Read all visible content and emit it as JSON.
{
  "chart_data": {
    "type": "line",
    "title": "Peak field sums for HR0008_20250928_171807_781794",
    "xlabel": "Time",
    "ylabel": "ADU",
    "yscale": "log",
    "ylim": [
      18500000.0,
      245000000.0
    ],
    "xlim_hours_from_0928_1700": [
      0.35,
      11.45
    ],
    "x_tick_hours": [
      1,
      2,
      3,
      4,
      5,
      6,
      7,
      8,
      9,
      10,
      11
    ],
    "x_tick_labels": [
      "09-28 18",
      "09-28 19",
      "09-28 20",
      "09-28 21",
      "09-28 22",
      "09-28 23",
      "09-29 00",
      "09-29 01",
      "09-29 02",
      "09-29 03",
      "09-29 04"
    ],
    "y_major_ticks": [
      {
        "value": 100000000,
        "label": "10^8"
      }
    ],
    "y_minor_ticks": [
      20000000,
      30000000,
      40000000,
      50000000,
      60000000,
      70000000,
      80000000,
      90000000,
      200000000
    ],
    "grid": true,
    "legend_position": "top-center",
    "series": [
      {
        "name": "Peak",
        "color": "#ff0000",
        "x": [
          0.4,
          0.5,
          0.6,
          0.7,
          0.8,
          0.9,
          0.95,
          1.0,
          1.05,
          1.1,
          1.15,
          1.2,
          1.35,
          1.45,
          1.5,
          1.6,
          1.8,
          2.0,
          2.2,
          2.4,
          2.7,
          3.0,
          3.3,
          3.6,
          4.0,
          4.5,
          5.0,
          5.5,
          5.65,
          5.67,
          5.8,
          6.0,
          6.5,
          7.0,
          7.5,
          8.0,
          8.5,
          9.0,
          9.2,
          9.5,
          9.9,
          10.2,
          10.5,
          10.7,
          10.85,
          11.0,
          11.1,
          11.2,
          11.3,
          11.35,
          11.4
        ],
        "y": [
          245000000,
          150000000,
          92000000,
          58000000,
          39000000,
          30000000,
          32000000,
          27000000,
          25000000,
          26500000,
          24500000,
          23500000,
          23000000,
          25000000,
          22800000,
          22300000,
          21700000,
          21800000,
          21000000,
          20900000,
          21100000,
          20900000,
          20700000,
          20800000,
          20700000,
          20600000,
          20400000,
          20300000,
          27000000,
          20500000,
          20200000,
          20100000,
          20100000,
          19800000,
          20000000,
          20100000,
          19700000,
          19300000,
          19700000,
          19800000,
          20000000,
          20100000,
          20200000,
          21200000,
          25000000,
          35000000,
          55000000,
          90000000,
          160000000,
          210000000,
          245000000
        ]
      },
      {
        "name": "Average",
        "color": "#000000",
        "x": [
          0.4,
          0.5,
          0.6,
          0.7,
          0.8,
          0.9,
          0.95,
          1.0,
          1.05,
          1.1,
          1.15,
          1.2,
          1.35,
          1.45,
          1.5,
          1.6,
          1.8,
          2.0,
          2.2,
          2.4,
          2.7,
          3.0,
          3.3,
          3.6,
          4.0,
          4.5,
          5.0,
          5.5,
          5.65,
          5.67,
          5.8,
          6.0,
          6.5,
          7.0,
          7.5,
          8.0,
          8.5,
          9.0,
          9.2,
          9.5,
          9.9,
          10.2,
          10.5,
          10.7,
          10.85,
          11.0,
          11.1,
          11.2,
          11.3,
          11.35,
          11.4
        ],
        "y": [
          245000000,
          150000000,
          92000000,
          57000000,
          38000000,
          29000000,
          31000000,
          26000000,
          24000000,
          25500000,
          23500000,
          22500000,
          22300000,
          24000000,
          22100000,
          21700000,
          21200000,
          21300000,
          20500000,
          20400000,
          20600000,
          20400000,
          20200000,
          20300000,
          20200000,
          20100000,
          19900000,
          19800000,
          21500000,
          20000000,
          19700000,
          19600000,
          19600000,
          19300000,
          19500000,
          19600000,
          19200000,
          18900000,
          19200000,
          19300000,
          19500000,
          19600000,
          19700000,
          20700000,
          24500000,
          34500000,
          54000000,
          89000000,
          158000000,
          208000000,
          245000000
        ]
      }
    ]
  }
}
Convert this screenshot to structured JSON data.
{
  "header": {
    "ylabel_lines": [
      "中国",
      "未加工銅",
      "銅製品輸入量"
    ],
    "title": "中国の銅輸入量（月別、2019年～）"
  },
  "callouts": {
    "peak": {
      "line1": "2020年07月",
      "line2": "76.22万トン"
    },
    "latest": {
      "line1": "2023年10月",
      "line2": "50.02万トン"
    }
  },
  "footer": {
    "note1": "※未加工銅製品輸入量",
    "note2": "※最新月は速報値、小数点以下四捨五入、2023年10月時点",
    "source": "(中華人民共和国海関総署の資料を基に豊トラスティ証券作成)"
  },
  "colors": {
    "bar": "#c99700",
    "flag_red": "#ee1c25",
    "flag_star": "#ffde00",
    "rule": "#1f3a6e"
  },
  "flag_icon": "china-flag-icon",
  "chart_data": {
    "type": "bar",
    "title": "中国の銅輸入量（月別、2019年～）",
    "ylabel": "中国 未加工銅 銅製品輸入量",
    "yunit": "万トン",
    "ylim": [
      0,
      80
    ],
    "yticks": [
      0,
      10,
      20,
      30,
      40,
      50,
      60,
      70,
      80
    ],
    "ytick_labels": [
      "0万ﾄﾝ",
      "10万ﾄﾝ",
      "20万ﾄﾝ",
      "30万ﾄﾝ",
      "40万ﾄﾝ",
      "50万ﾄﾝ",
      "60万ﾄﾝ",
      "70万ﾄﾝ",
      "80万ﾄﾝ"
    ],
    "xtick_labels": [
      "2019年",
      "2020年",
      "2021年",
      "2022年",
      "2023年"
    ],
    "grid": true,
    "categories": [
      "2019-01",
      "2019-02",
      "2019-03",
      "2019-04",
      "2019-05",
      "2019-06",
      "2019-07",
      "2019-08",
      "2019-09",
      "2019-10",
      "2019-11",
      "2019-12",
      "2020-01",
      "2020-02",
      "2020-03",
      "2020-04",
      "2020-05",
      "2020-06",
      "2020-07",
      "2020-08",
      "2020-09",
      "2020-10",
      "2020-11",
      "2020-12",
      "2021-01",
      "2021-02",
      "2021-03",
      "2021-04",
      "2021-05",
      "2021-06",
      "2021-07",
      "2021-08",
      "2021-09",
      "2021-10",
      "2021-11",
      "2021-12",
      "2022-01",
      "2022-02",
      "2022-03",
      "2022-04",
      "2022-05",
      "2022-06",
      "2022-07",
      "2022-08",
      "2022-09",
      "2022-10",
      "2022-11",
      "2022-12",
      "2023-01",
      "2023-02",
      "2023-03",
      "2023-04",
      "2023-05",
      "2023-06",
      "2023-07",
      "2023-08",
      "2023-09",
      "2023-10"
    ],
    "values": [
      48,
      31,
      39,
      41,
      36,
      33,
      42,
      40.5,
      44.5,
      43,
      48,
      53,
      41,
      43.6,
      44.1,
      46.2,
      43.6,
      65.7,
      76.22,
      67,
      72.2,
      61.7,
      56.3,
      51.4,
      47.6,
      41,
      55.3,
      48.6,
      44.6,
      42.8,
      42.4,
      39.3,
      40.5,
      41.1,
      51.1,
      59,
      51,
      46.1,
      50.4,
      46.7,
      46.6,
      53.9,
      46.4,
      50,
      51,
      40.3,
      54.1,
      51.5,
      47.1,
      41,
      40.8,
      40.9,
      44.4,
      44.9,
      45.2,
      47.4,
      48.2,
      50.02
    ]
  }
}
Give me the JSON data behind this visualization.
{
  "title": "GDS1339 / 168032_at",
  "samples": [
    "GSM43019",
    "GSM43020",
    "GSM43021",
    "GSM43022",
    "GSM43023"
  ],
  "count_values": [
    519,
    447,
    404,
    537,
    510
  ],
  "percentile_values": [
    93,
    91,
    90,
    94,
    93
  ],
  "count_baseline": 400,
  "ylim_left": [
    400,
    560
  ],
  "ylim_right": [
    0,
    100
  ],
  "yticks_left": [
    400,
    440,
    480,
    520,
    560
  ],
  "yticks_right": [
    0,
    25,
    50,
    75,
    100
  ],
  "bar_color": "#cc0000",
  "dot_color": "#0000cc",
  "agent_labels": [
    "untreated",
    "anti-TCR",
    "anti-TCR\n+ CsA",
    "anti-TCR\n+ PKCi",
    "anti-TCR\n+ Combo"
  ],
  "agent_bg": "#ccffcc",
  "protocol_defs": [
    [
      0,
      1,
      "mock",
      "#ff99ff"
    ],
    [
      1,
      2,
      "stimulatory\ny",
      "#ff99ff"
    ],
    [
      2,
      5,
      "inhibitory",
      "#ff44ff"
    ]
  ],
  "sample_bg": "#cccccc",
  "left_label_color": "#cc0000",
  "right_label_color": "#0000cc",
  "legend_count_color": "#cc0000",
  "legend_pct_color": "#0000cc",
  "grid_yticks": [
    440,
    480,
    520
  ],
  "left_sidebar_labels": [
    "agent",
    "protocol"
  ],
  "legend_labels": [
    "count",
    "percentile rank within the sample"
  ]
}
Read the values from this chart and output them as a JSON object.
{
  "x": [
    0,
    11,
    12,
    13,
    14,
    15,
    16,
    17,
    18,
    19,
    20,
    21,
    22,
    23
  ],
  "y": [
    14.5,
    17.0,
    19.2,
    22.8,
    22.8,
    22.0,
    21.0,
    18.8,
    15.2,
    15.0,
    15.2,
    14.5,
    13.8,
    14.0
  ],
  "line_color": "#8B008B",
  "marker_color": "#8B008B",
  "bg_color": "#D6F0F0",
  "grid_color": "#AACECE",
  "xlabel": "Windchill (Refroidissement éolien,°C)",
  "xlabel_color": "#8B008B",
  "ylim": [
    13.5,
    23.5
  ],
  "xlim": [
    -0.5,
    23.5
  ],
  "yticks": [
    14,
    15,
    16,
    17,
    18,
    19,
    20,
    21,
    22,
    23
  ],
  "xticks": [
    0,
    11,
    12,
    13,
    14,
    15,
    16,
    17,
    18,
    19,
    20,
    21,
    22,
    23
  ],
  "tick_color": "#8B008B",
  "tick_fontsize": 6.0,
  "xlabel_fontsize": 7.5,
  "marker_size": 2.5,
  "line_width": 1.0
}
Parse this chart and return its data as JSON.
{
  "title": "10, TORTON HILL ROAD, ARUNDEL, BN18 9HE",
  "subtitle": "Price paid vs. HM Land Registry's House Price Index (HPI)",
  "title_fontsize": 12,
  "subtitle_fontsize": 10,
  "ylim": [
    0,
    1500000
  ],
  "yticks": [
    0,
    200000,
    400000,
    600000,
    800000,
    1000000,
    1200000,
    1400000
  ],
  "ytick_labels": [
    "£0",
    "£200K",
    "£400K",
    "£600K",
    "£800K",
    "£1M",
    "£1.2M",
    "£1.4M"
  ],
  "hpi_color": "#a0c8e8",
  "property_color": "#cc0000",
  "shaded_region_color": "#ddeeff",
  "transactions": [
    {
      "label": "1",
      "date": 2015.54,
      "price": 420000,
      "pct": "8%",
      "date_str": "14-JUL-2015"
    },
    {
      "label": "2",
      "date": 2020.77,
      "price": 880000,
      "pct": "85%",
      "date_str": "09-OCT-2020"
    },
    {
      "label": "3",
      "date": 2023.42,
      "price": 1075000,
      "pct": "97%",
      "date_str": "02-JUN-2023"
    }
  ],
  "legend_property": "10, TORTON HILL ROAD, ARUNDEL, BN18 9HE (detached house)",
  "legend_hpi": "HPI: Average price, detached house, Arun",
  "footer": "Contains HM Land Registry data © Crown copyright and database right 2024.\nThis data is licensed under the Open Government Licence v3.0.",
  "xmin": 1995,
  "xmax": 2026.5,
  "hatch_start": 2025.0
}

§

● **Directions for this task**
Locate the word "JSON" in the records and collect each line it appears in.

● **Correct answer**
Read all visible content and emit it as JSON.
Convert this screenshot to structured JSON data.
Give me the JSON data behind this visualization.
Read the values from this chart and output them as a JSON object.
Parse this chart and return its data as JSON.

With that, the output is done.